**TASK**
Write out each record below exactly as it appears, with no pictures.

___ DATA PROVIDED ___

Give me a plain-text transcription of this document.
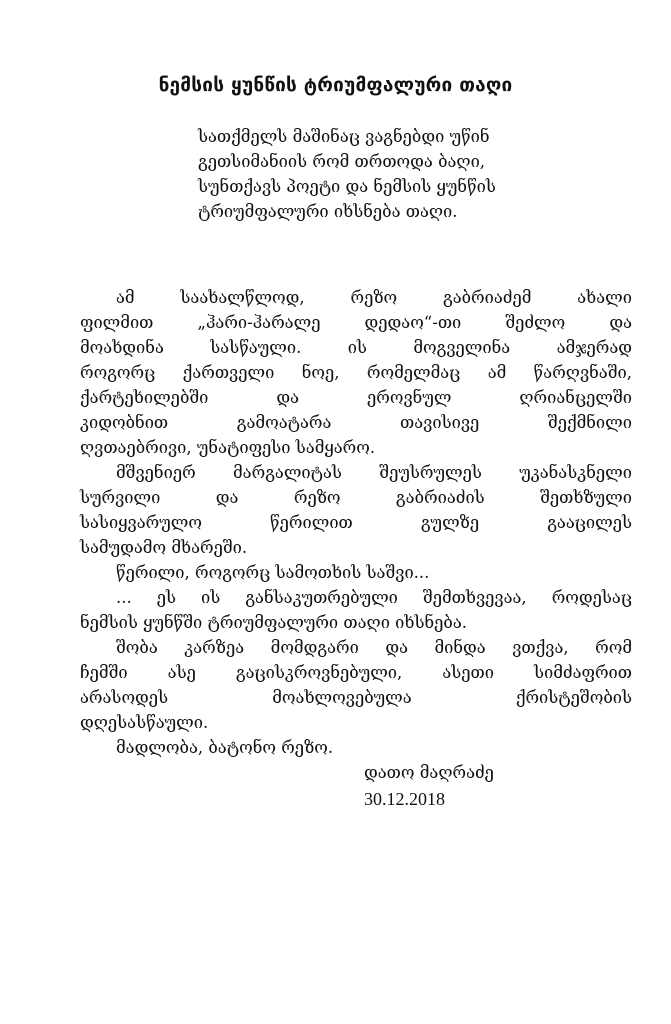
ნემსის ყუნწის ტრიუმფალური თაღი
სათქმელს მაშინაც ვაგნებდი უწინ
გეთსიმანიის რომ თრთოდა ბაღი,
სუნთქავს პოეტი და ნემსის ყუნწის
ტრიუმფალური იხსნება თაღი.
ამ საახალწლოდ, რეზო გაბრიაძემ ახალი
ფილმით „ჰარი-ჰარალე დედაო“-თი შეძლო და
მოახდინა სასწაული. ის მოგველინა ამჯერად
როგორც ქართველი ნოე, რომელმაც ამ წარღვნაში,
ქარტეხილებში და ეროვნულ ღრიანცელში
კიდობნით გამოატარა თავისივე შექმნილი
ღვთაებრივი, უნატიფესი სამყარო.
მშვენიერ მარგალიტას შეუსრულეს უკანასკნელი
სურვილი და რეზო გაბრიაძის შეთხზული
სასიყვარულო წერილით გულზე გააცილეს
სამუდამო მხარეში.
წერილი, როგორც სამოთხის საშვი...
... ეს ის განსაკუთრებული შემთხვევაა, როდესაც
ნემსის ყუნწში ტრიუმფალური თაღი იხსნება.
შობა კარზეა მომდგარი და მინდა ვთქვა, რომ
ჩემში ასე გაცისკროვნებული, ასეთი სიმძაფრით
არასოდეს მოახლოვებულა ქრისტეშობის
დღესასწაული.
მადლობა, ბატონო რეზო.
დათო მაღრაძე
30.12.2018
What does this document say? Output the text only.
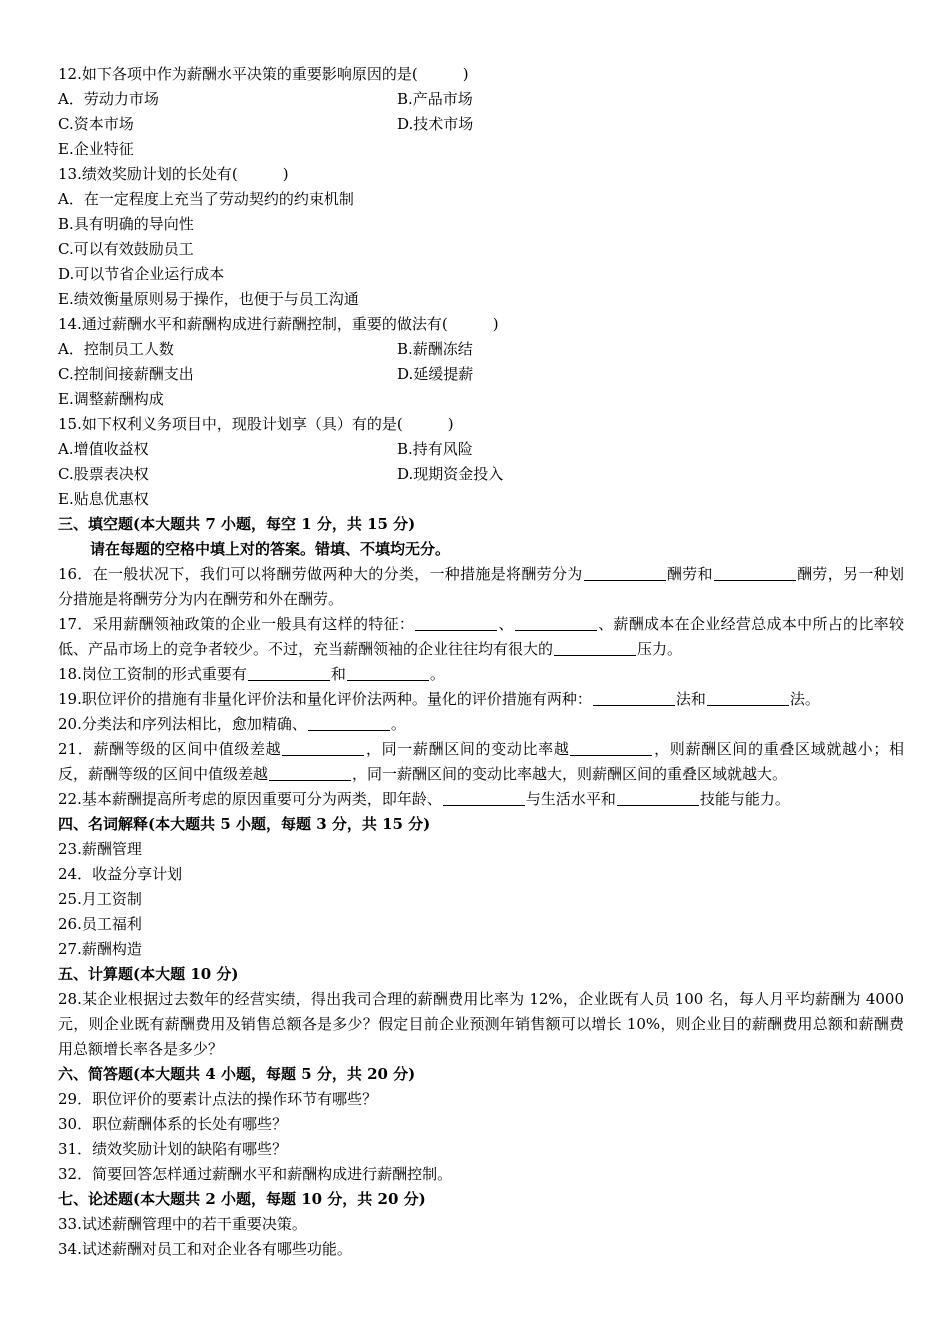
12.如下各项中作为薪酬水平决策的重要影响原因的是(　　　)
A．劳动力市场	B.产品市场
C.资本市场	D.技术市场
E.企业特征
13.绩效奖励计划的长处有(　　　)
A．在一定程度上充当了劳动契约的约束机制
B.具有明确的导向性
C.可以有效鼓励员工
D.可以节省企业运行成本
E.绩效衡量原则易于操作，也便于与员工沟通
14.通过薪酬水平和薪酬构成进行薪酬控制，重要的做法有(　　　)
A．控制员工人数	B.薪酬冻结
C.控制间接薪酬支出	D.延缓提薪
E.调整薪酬构成
15.如下权利义务项目中，现股计划享（具）有的是(　　　)
A.增值收益权	B.持有风险
C.股票表决权	D.现期资金投入
E.贴息优惠权
三、填空题(本大题共 7 小题，每空 1 分，共 15 分)
请在每题的空格中填上对的答案。错填、不填均无分。
16．在一般状况下，我们可以将酬劳做两种大的分类，一种措施是将酬劳分为	酬劳和	酬劳，另一种划分措施是将酬劳分为内在酬劳和外在酬劳。
17．采用薪酬领袖政策的企业一般具有这样的特征：	、	、薪酬成本在企业经营总成本中所占的比率较低、产品市场上的竞争者较少。不过，充当薪酬领袖的企业往往均有很大的	压力。
18.岗位工资制的形式重要有	和	。
19.职位评价的措施有非量化评价法和量化评价法两种。量化的评价措施有两种：	法和	法。
20.分类法和序列法相比，愈加精确、	。
21．薪酬等级的区间中值级差越	，同一薪酬区间的变动比率越	，则薪酬区间的重叠区域就越小；相反，薪酬等级的区间中值级差越	，同一薪酬区间的变动比率越大，则薪酬区间的重叠区域就越大。
22.基本薪酬提高所考虑的原因重要可分为两类，即年龄、	与生活水平和	技能与能力。
四、名词解释(本大题共 5 小题，每题 3 分，共 15 分)
23.薪酬管理
24．收益分享计划
25.月工资制
26.员工福利
27.薪酬构造
五、计算题(本大题 10 分)
28.某企业根据过去数年的经营实绩，得出我司合理的薪酬费用比率为 12%，企业既有人员 100 名，每人月平均薪酬为 4000 元，则企业既有薪酬费用及销售总额各是多少？假定目前企业预测年销售额可以增长 10%，则企业目的薪酬费用总额和薪酬费用总额增长率各是多少？
六、简答题(本大题共 4 小题，每题 5 分，共 20 分)
29．职位评价的要素计点法的操作环节有哪些？
30．职位薪酬体系的长处有哪些？
31．绩效奖励计划的缺陷有哪些？
32．简要回答怎样通过薪酬水平和薪酬构成进行薪酬控制。
七、论述题(本大题共 2 小题，每题 10 分，共 20 分)
33.试述薪酬管理中的若干重要决策。
34.试述薪酬对员工和对企业各有哪些功能。
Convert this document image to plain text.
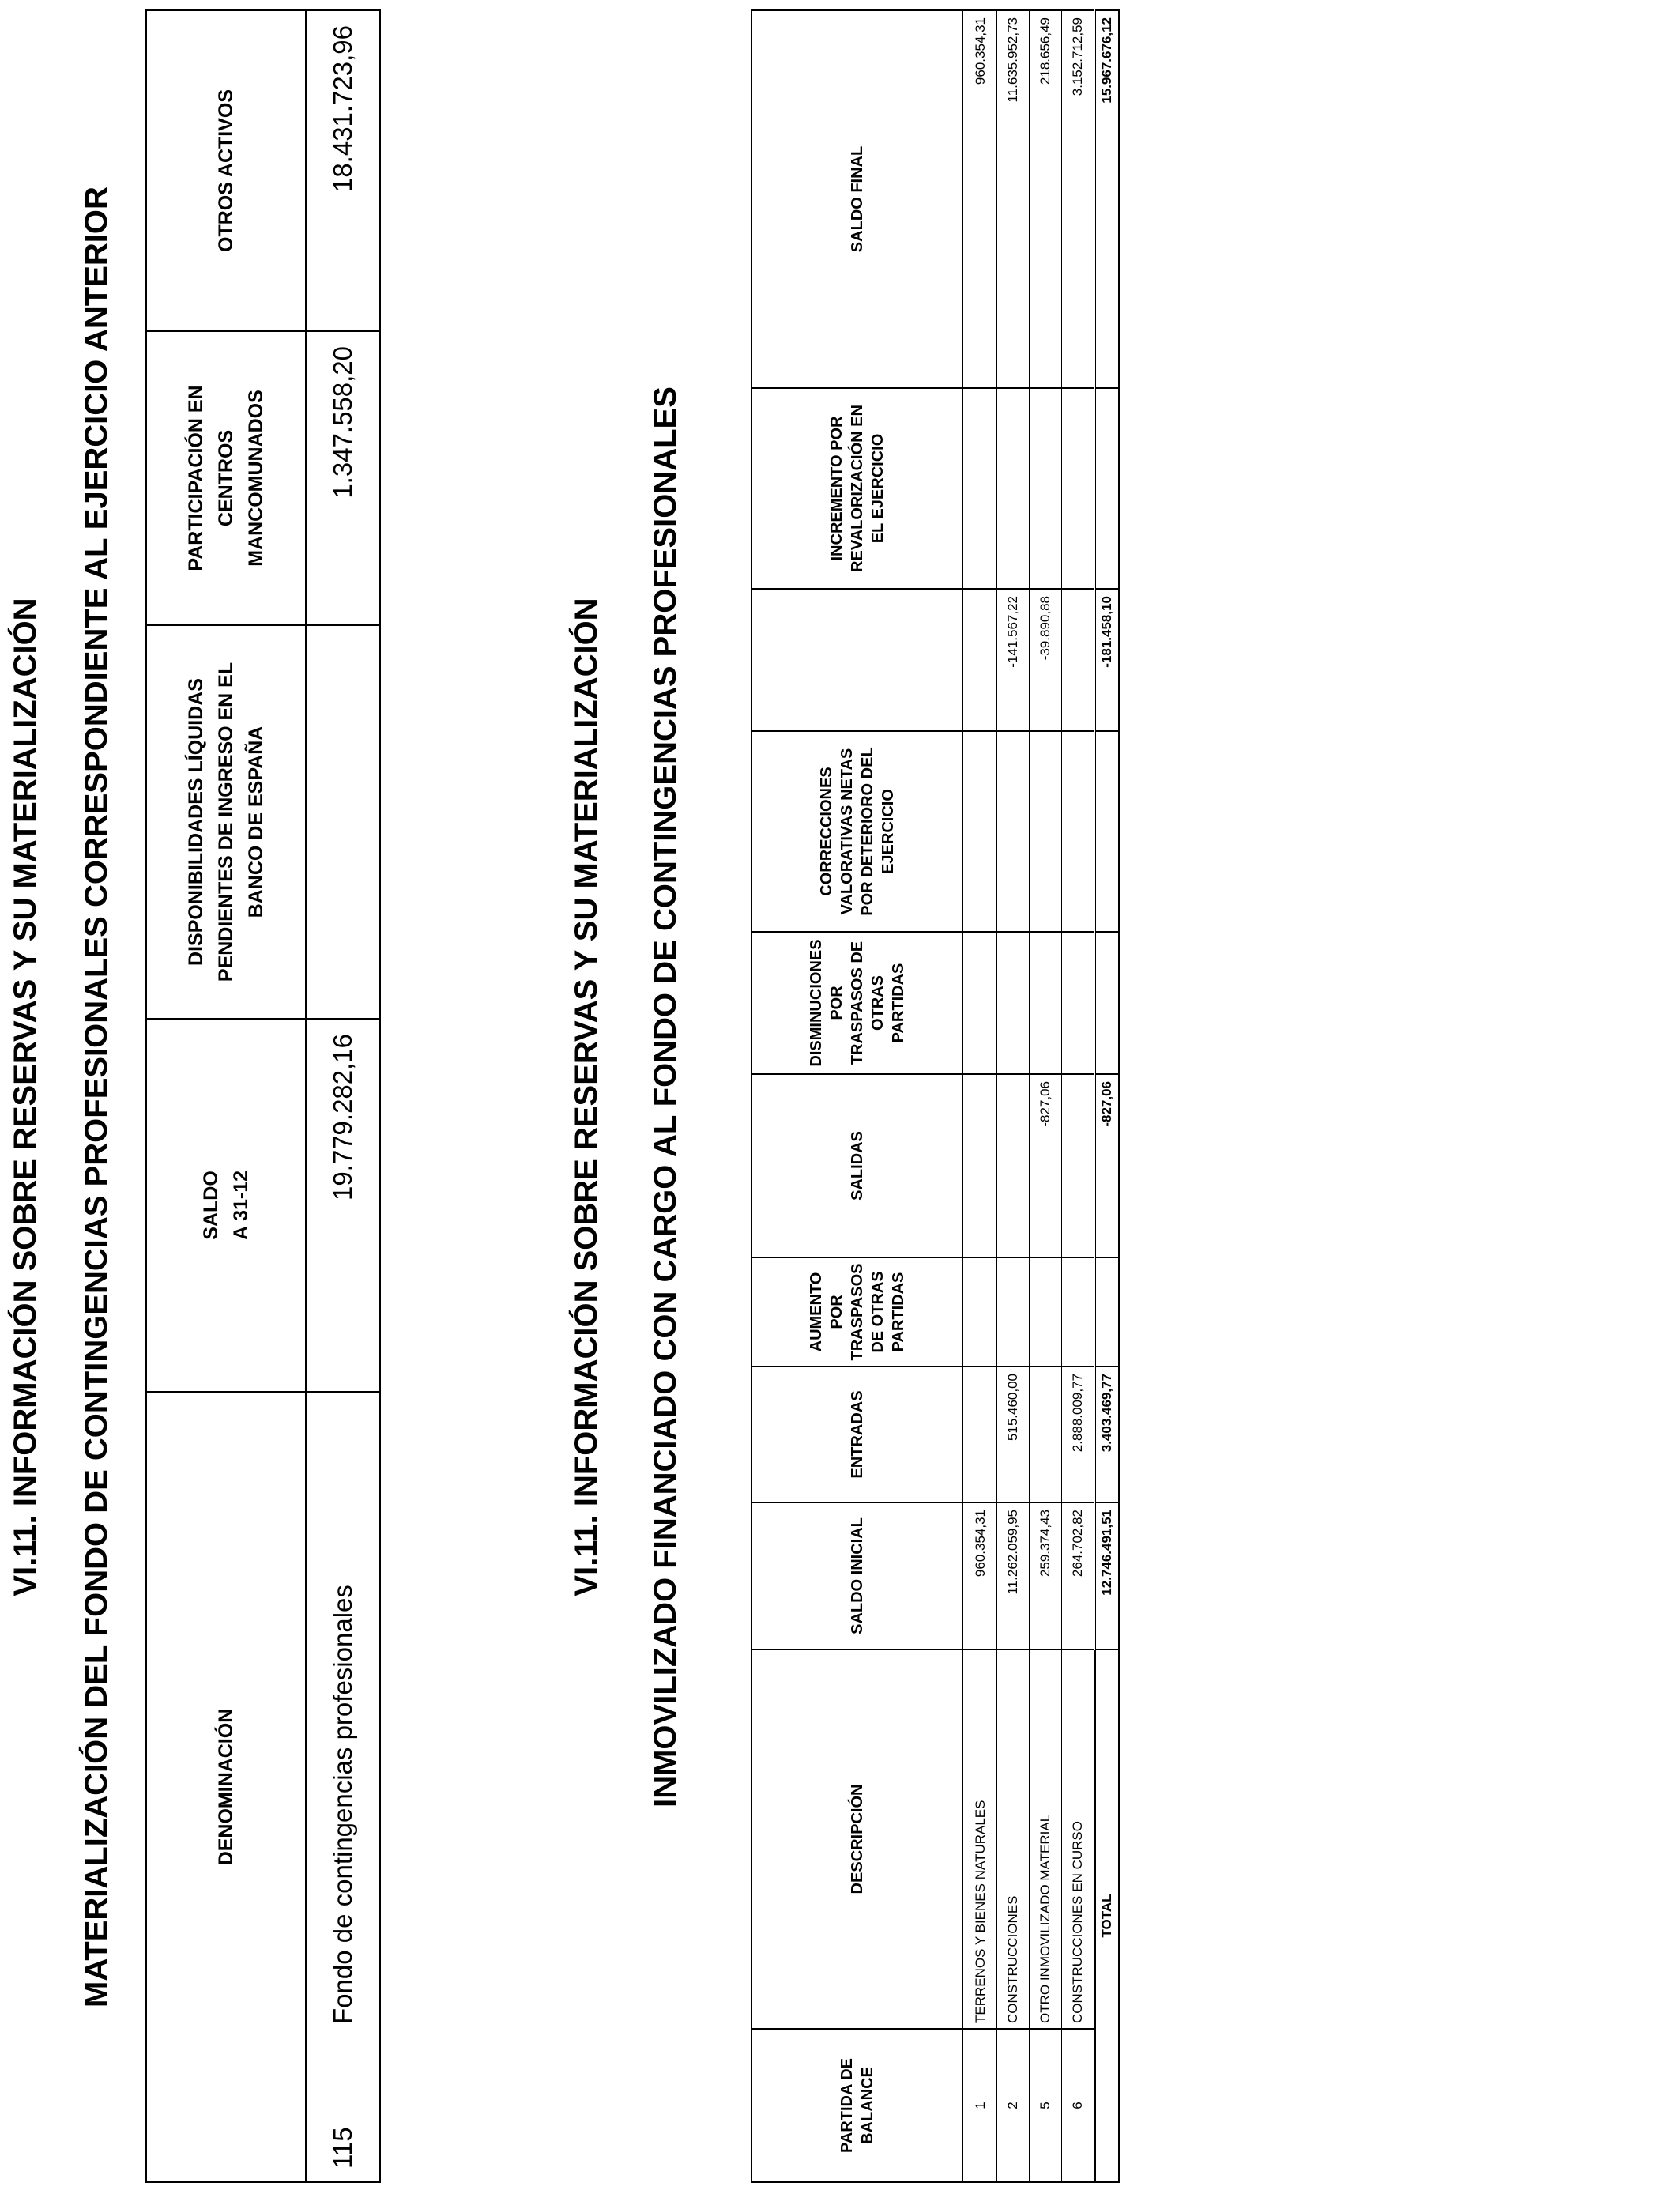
VI.11. INFORMACIÓN SOBRE RESERVAS Y SU MATERIALIZACIÓN MATERIALIZACIÓN DEL FONDO DE CONTINGENCIAS PROFESIONALES CORRESPONDIENTE AL EJERCICIO ANTERIOR	DENOMINACIÓN		SALDO A 31-12	DISPONIBILIDADES LÍQUIDAS PENDIENTES DE INGRESO EN EL BANCO DE ESPAÑA	PARTICIPACIÓN EN CENTROS MANCOMUNADOS	OTROS ACTIVOS
115	Fondo de contingencias profesionales	19.779.282,16		1.347.558,20	18.431.723,96
VI.11. INFORMACIÓN SOBRE RESERVAS Y SU MATERIALIZACIÓN INMOVILIZADO FINANCIADO CON CARGO AL FONDO DE CONTINGENCIAS PROFESIONALES
PARTIDA DE BALANCE	DESCRIPCIÓN	SALDO INICIAL	ENTRADAS	AUMENTO POR TRASPASOS DE OTRAS PARTIDAS	SALIDAS	DISMINUCIONES POR TRASPASOS DE OTRAS PARTIDAS	CORRECCIONES VALORATIVAS NETAS POR DETERIORO DEL EJERCICIO		INCREMENTO POR REVALORIZACIÓN EN EL EJERCICIO	SALDO FINAL
1	TERRENOS Y BIENES NATURALES	960.354,31								960.354,31
2	CONSTRUCCIONES	11.262.059,95	515.460,00					-141.567,22		11.635.952,73
5	OTRO INMOVILIZADO MATERIAL	259.374,43			-827,06			-39.890,88		218.656,49
6	CONSTRUCCIONES EN CURSO	264.702,82	2.888.009,77							3.152.712,59
TOTAL		12.746.491,51	3.403.469,77		-827,06			-181.458,10		15.967.676,12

___

**FULL SOLUTION**
Give me a plain-text transcription of this document.
ნემსის ყუნწის ტრიუმფალური თაღი
სათქმელს მაშინაც ვაგნებდი უწინ
გეთსიმანიის რომ თრთოდა ბაღი,
სუნთქავს პოეტი და ნემსის ყუნწის
ტრიუმფალური იხსნება თაღი.
ამ საახალწლოდ, რეზო გაბრიაძემ ახალი
ფილმით „ჰარი-ჰარალე დედაო“-თი შეძლო და
მოახდინა სასწაული. ის მოგველინა ამჯერად
როგორც ქართველი ნოე, რომელმაც ამ წარღვნაში,
ქარტეხილებში და ეროვნულ ღრიანცელში
კიდობნით გამოატარა თავისივე შექმნილი
ღვთაებრივი, უნატიფესი სამყარო.
მშვენიერ მარგალიტას შეუსრულეს უკანასკნელი
სურვილი და რეზო გაბრიაძის შეთხზული
სასიყვარულო წერილით გულზე გააცილეს
სამუდამო მხარეში.
წერილი, როგორც სამოთხის საშვი...
... ეს ის განსაკუთრებული შემთხვევაა, როდესაც
ნემსის ყუნწში ტრიუმფალური თაღი იხსნება.
შობა კარზეა მომდგარი და მინდა ვთქვა, რომ
ჩემში ასე გაცისკროვნებული, ასეთი სიმძაფრით
არასოდეს მოახლოვებულა ქრისტეშობის
დღესასწაული.
მადლობა, ბატონო რეზო.
დათო მაღრაძე
30.12.2018
What does this document say? Output the text only.
12.如下各项中作为薪酬水平决策的重要影响原因的是(　　　)
A．劳动力市场	B.产品市场
C.资本市场	D.技术市场
E.企业特征
13.绩效奖励计划的长处有(　　　)
A．在一定程度上充当了劳动契约的约束机制
B.具有明确的导向性
C.可以有效鼓励员工
D.可以节省企业运行成本
E.绩效衡量原则易于操作，也便于与员工沟通
14.通过薪酬水平和薪酬构成进行薪酬控制，重要的做法有(　　　)
A．控制员工人数	B.薪酬冻结
C.控制间接薪酬支出	D.延缓提薪
E.调整薪酬构成
15.如下权利义务项目中，现股计划享（具）有的是(　　　)
A.增值收益权	B.持有风险
C.股票表决权	D.现期资金投入
E.贴息优惠权
三、填空题(本大题共 7 小题，每空 1 分，共 15 分)
请在每题的空格中填上对的答案。错填、不填均无分。
16．在一般状况下，我们可以将酬劳做两种大的分类，一种措施是将酬劳分为	酬劳和	酬劳，另一种划分措施是将酬劳分为内在酬劳和外在酬劳。
17．采用薪酬领袖政策的企业一般具有这样的特征：	、	、薪酬成本在企业经营总成本中所占的比率较低、产品市场上的竞争者较少。不过，充当薪酬领袖的企业往往均有很大的	压力。
18.岗位工资制的形式重要有	和	。
19.职位评价的措施有非量化评价法和量化评价法两种。量化的评价措施有两种：	法和	法。
20.分类法和序列法相比，愈加精确、	。
21．薪酬等级的区间中值级差越	，同一薪酬区间的变动比率越	，则薪酬区间的重叠区域就越小；相反，薪酬等级的区间中值级差越	，同一薪酬区间的变动比率越大，则薪酬区间的重叠区域就越大。
22.基本薪酬提高所考虑的原因重要可分为两类，即年龄、	与生活水平和	技能与能力。
四、名词解释(本大题共 5 小题，每题 3 分，共 15 分)
23.薪酬管理
24．收益分享计划
25.月工资制
26.员工福利
27.薪酬构造
五、计算题(本大题 10 分)
28.某企业根据过去数年的经营实绩，得出我司合理的薪酬费用比率为 12%，企业既有人员 100 名，每人月平均薪酬为 4000 元，则企业既有薪酬费用及销售总额各是多少？假定目前企业预测年销售额可以增长 10%，则企业目的薪酬费用总额和薪酬费用总额增长率各是多少？
六、简答题(本大题共 4 小题，每题 5 分，共 20 分)
29．职位评价的要素计点法的操作环节有哪些？
30．职位薪酬体系的长处有哪些？
31．绩效奖励计划的缺陷有哪些？
32．简要回答怎样通过薪酬水平和薪酬构成进行薪酬控制。
七、论述题(本大题共 2 小题，每题 10 分，共 20 分)
33.试述薪酬管理中的若干重要决策。
34.试述薪酬对员工和对企业各有哪些功能。
Convert this document image to plain text.
VI.11. INFORMACIÓN SOBRE RESERVAS Y SU MATERIALIZACIÓN MATERIALIZACIÓN DEL FONDO DE CONTINGENCIAS PROFESIONALES CORRESPONDIENTE AL EJERCICIO ANTERIOR	DENOMINACIÓN		SALDO A 31-12	DISPONIBILIDADES LÍQUIDAS PENDIENTES DE INGRESO EN EL BANCO DE ESPAÑA	PARTICIPACIÓN EN CENTROS MANCOMUNADOS	OTROS ACTIVOS
115	Fondo de contingencias profesionales	19.779.282,16		1.347.558,20	18.431.723,96
VI.11. INFORMACIÓN SOBRE RESERVAS Y SU MATERIALIZACIÓN INMOVILIZADO FINANCIADO CON CARGO AL FONDO DE CONTINGENCIAS PROFESIONALES
PARTIDA DE BALANCE	DESCRIPCIÓN	SALDO INICIAL	ENTRADAS	AUMENTO POR TRASPASOS DE OTRAS PARTIDAS	SALIDAS	DISMINUCIONES POR TRASPASOS DE OTRAS PARTIDAS	CORRECCIONES VALORATIVAS NETAS POR DETERIORO DEL EJERCICIO		INCREMENTO POR REVALORIZACIÓN EN EL EJERCICIO	SALDO FINAL
1	TERRENOS Y BIENES NATURALES	960.354,31								960.354,31
2	CONSTRUCCIONES	11.262.059,95	515.460,00					-141.567,22		11.635.952,73
5	OTRO INMOVILIZADO MATERIAL	259.374,43			-827,06			-39.890,88		218.656,49
6	CONSTRUCCIONES EN CURSO	264.702,82	2.888.009,77							3.152.712,59
TOTAL		12.746.491,51	3.403.469,77		-827,06			-181.458,10		15.967.676,12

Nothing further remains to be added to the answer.